What this task involves: Output every record below exactly as it appears.

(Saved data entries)
::::::::::
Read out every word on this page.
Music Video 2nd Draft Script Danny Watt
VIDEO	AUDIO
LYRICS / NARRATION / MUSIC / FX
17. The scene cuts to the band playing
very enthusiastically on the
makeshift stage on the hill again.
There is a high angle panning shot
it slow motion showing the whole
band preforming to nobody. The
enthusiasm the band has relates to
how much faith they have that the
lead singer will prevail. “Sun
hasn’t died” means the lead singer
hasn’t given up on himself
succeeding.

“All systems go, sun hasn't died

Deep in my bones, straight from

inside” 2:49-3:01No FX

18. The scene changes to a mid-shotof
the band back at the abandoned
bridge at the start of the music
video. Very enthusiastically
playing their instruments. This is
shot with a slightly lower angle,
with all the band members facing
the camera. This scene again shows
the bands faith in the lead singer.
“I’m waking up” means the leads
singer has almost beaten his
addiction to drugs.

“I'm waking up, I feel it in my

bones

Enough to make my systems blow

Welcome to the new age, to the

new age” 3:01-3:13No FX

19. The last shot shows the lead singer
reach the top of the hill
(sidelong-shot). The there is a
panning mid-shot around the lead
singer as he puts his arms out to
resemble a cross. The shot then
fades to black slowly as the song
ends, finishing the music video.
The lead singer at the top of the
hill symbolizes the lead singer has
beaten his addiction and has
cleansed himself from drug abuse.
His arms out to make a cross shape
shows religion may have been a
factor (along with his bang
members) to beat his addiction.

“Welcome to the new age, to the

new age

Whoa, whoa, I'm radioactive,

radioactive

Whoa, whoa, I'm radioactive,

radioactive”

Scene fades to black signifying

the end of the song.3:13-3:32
::::::::::
Written answer:
Read out every word on this page.
Music Video 2nd Draft Script Danny Watt
VIDEO	AUDIO
LYRICS / NARRATION / MUSIC / FX
17. The scene cuts to the band playing
very enthusiastically on the
makeshift stage on the hill again.
There is a high angle panning shot
it slow motion showing the whole
band preforming to nobody. The
enthusiasm the band has relates to
how much faith they have that the
lead singer will prevail. “Sun
hasn’t died” means the lead singer
hasn’t given up on himself
succeeding.

“All systems go, sun hasn't died

Deep in my bones, straight from

inside” 2:49-3:01No FX

18. The scene changes to a mid-shotof
the band back at the abandoned
bridge at the start of the music
video. Very enthusiastically
playing their instruments. This is
shot with a slightly lower angle,
with all the band members facing
the camera. This scene again shows
the bands faith in the lead singer.
“I’m waking up” means the leads
singer has almost beaten his
addiction to drugs.

“I'm waking up, I feel it in my

bones

Enough to make my systems blow

Welcome to the new age, to the

new age” 3:01-3:13No FX

19. The last shot shows the lead singer
reach the top of the hill
(sidelong-shot). The there is a
panning mid-shot around the lead
singer as he puts his arms out to
resemble a cross. The shot then
fades to black slowly as the song
ends, finishing the music video.
The lead singer at the top of the
hill symbolizes the lead singer has
beaten his addiction and has
cleansed himself from drug abuse.
His arms out to make a cross shape
shows religion may have been a
factor (along with his bang
members) to beat his addiction.

“Welcome to the new age, to the

new age

Whoa, whoa, I'm radioactive,

radioactive

Whoa, whoa, I'm radioactive,

radioactive”

Scene fades to black signifying

the end of the song.3:13-3:32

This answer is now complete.